→ **Exercise objective**
Copy out, from the entries below, each line holding the string "самоубійцы".

Data entries
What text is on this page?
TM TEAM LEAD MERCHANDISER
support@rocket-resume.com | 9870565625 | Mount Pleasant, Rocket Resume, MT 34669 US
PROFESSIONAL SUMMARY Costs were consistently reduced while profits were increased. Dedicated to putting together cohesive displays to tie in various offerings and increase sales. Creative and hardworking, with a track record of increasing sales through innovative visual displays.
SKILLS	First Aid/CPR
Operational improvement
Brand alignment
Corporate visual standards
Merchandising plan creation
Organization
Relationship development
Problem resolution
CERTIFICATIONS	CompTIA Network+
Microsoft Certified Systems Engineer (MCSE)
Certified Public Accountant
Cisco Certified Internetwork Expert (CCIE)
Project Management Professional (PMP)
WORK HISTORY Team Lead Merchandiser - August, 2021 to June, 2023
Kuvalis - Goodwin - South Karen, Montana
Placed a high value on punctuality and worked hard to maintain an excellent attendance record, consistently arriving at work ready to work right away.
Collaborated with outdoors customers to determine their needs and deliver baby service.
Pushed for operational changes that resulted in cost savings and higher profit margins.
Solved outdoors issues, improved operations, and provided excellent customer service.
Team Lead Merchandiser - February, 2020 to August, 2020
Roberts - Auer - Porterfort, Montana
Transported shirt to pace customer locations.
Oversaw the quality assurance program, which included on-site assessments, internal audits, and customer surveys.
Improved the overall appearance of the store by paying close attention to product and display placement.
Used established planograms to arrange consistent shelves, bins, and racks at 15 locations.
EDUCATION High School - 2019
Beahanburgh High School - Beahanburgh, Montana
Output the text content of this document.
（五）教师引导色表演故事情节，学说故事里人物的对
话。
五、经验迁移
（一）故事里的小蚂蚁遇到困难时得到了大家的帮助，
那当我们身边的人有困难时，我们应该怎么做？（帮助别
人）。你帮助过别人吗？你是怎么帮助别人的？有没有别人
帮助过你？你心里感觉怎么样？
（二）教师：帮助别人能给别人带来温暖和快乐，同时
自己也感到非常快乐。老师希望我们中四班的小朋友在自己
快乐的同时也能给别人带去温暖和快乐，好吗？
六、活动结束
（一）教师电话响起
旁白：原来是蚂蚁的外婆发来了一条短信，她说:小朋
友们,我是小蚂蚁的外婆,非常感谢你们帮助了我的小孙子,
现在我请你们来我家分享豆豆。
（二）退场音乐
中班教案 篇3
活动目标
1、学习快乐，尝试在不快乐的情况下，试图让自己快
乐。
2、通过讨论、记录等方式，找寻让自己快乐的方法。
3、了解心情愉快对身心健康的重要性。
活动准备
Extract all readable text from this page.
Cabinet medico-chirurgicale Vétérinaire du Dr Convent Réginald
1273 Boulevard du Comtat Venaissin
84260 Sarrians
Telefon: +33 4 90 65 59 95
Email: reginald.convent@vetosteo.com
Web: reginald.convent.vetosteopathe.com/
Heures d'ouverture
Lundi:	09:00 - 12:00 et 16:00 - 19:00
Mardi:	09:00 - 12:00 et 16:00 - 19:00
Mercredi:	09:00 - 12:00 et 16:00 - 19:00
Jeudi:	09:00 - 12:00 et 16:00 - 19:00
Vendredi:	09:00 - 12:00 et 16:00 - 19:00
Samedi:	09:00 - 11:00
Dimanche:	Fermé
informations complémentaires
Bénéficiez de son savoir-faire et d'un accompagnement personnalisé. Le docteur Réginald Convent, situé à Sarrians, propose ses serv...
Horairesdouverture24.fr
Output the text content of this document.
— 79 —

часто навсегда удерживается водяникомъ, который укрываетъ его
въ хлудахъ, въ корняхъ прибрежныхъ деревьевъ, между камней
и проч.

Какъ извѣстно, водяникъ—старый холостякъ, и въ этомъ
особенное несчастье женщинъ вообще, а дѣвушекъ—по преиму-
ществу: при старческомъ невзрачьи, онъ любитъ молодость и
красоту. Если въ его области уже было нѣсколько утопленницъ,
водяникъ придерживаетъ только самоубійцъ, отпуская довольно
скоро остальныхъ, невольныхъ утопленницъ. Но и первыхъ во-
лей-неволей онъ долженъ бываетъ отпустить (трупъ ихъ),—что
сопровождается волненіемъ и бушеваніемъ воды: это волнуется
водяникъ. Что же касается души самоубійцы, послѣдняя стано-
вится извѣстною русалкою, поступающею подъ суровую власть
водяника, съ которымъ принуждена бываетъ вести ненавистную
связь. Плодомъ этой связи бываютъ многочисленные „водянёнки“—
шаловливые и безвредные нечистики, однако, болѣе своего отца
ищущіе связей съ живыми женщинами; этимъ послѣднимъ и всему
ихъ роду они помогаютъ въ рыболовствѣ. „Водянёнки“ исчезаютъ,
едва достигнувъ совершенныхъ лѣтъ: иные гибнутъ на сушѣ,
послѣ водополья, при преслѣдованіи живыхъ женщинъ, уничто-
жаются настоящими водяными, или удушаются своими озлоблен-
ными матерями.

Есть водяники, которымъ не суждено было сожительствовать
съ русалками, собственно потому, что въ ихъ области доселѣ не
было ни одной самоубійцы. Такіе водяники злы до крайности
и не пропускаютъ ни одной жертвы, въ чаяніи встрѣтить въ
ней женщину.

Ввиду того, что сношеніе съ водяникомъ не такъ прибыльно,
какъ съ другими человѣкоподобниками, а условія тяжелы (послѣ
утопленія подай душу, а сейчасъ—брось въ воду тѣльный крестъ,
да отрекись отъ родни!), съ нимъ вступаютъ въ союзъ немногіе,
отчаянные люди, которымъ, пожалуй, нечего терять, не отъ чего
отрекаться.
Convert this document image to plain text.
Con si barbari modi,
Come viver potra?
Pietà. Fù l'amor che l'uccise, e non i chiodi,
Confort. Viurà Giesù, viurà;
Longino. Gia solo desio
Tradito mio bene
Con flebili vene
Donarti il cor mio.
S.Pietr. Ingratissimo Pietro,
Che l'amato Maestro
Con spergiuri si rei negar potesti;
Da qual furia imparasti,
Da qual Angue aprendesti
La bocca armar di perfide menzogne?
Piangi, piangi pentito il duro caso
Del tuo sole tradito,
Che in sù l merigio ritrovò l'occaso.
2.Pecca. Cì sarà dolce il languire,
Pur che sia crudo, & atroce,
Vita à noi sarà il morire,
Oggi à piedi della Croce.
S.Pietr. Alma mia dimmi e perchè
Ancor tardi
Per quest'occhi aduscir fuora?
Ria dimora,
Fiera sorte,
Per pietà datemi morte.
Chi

→ **Result**
водяникъ. Что же касается души самоубійцы, послѣдняя стано-
было ни одной самоубійцы. Такіе водяники злы до крайности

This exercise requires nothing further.